What to do: Transcribe the listing below line for line, keeping every character, number, and bracket unchanged.

== Data supplied ==

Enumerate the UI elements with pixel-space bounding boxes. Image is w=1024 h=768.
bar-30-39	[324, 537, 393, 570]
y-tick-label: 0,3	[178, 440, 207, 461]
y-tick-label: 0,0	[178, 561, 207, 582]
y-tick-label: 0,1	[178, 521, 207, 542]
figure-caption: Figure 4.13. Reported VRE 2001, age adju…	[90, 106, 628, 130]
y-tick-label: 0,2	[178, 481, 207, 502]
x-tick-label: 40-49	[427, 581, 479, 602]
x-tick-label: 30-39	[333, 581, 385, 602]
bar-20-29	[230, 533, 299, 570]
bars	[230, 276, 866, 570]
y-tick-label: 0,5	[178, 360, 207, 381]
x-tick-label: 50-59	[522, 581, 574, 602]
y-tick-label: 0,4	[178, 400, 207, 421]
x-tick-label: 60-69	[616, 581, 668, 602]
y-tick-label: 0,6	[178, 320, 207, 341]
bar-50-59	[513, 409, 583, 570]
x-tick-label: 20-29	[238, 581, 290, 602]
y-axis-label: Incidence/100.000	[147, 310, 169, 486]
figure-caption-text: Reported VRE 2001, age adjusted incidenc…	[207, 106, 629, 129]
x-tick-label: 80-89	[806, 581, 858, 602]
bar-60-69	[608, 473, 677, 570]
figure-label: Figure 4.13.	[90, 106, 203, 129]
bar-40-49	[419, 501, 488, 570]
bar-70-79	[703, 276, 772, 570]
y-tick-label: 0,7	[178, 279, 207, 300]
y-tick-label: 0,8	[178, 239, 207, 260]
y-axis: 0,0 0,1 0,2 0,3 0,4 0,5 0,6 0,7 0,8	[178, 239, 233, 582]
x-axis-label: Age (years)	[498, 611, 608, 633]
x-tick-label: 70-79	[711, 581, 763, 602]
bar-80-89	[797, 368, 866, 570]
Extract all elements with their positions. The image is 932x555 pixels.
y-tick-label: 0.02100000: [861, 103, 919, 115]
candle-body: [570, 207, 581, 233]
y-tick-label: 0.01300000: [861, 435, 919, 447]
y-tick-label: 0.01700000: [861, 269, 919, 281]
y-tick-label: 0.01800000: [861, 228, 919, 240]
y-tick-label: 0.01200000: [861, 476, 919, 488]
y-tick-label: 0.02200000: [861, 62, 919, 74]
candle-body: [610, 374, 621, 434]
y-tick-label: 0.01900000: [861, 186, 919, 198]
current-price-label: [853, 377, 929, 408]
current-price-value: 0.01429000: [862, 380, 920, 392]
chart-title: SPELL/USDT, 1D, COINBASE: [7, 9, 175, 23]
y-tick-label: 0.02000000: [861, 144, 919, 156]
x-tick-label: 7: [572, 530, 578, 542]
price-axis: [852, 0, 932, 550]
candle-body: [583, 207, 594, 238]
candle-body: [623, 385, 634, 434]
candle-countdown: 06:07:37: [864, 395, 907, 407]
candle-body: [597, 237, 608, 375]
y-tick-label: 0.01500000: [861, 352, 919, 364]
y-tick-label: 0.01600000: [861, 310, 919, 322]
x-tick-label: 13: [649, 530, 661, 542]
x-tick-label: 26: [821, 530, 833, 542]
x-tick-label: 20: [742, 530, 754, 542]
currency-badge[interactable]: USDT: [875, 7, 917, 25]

===

Written answer:
Enumerate the UI elements with pixel-space bounding boxes. Image is w=1024 h=768.
bar-30-39	[324, 537, 393, 570]
y-tick-label: 0,3	[178, 440, 207, 461]
y-tick-label: 0,0	[178, 561, 207, 582]
y-tick-label: 0,1	[178, 521, 207, 542]
figure-caption: Figure 4.13. Reported VRE 2001, age adju…	[90, 106, 628, 130]
y-tick-label: 0,2	[178, 481, 207, 502]
x-tick-label: 40-49	[427, 581, 479, 602]
x-tick-label: 30-39	[333, 581, 385, 602]
bar-20-29	[230, 533, 299, 570]
bars	[230, 276, 866, 570]
y-tick-label: 0,5	[178, 360, 207, 381]
x-tick-label: 50-59	[522, 581, 574, 602]
y-tick-label: 0,4	[178, 400, 207, 421]
x-tick-label: 60-69	[616, 581, 668, 602]
y-tick-label: 0,6	[178, 320, 207, 341]
bar-50-59	[513, 409, 583, 570]
x-tick-label: 20-29	[238, 581, 290, 602]
y-axis-label: Incidence/100.000	[147, 310, 169, 486]
figure-caption-text: Reported VRE 2001, age adjusted incidenc…	[207, 106, 629, 129]
x-tick-label: 80-89	[806, 581, 858, 602]
bar-60-69	[608, 473, 677, 570]
figure-label: Figure 4.13.	[90, 106, 203, 129]
bar-40-49	[419, 501, 488, 570]
bar-70-79	[703, 276, 772, 570]
y-tick-label: 0,7	[178, 279, 207, 300]
y-tick-label: 0,8	[178, 239, 207, 260]
y-axis: 0,0 0,1 0,2 0,3 0,4 0,5 0,6 0,7 0,8	[178, 239, 233, 582]
x-axis-label: Age (years)	[498, 611, 608, 633]
x-tick-label: 70-79	[711, 581, 763, 602]
bar-80-89	[797, 368, 866, 570]
Extract all elements with their positions. The image is 932x555 pixels.
y-tick-label: 0.02100000: [861, 103, 919, 115]
candle-body: [570, 207, 581, 233]
y-tick-label: 0.01300000: [861, 435, 919, 447]
y-tick-label: 0.01700000: [861, 269, 919, 281]
y-tick-label: 0.01800000: [861, 228, 919, 240]
y-tick-label: 0.01200000: [861, 476, 919, 488]
y-tick-label: 0.02200000: [861, 62, 919, 74]
candle-body: [610, 374, 621, 434]
y-tick-label: 0.01900000: [861, 186, 919, 198]
current-price-label: [853, 377, 929, 408]
current-price-value: 0.01429000: [862, 380, 920, 392]
chart-title: SPELL/USDT, 1D, COINBASE: [7, 9, 175, 23]
y-tick-label: 0.02000000: [861, 144, 919, 156]
x-tick-label: 7: [572, 530, 578, 542]
price-axis: [852, 0, 932, 550]
candle-body: [583, 207, 594, 238]
candle-body: [623, 385, 634, 434]
candle-countdown: 06:07:37: [864, 395, 907, 407]
candle-body: [597, 237, 608, 375]
y-tick-label: 0.01500000: [861, 352, 919, 364]
y-tick-label: 0.01600000: [861, 310, 919, 322]
x-tick-label: 13: [649, 530, 661, 542]
x-tick-label: 26: [821, 530, 833, 542]
x-tick-label: 20: [742, 530, 754, 542]
currency-badge[interactable]: USDT: [875, 7, 917, 25]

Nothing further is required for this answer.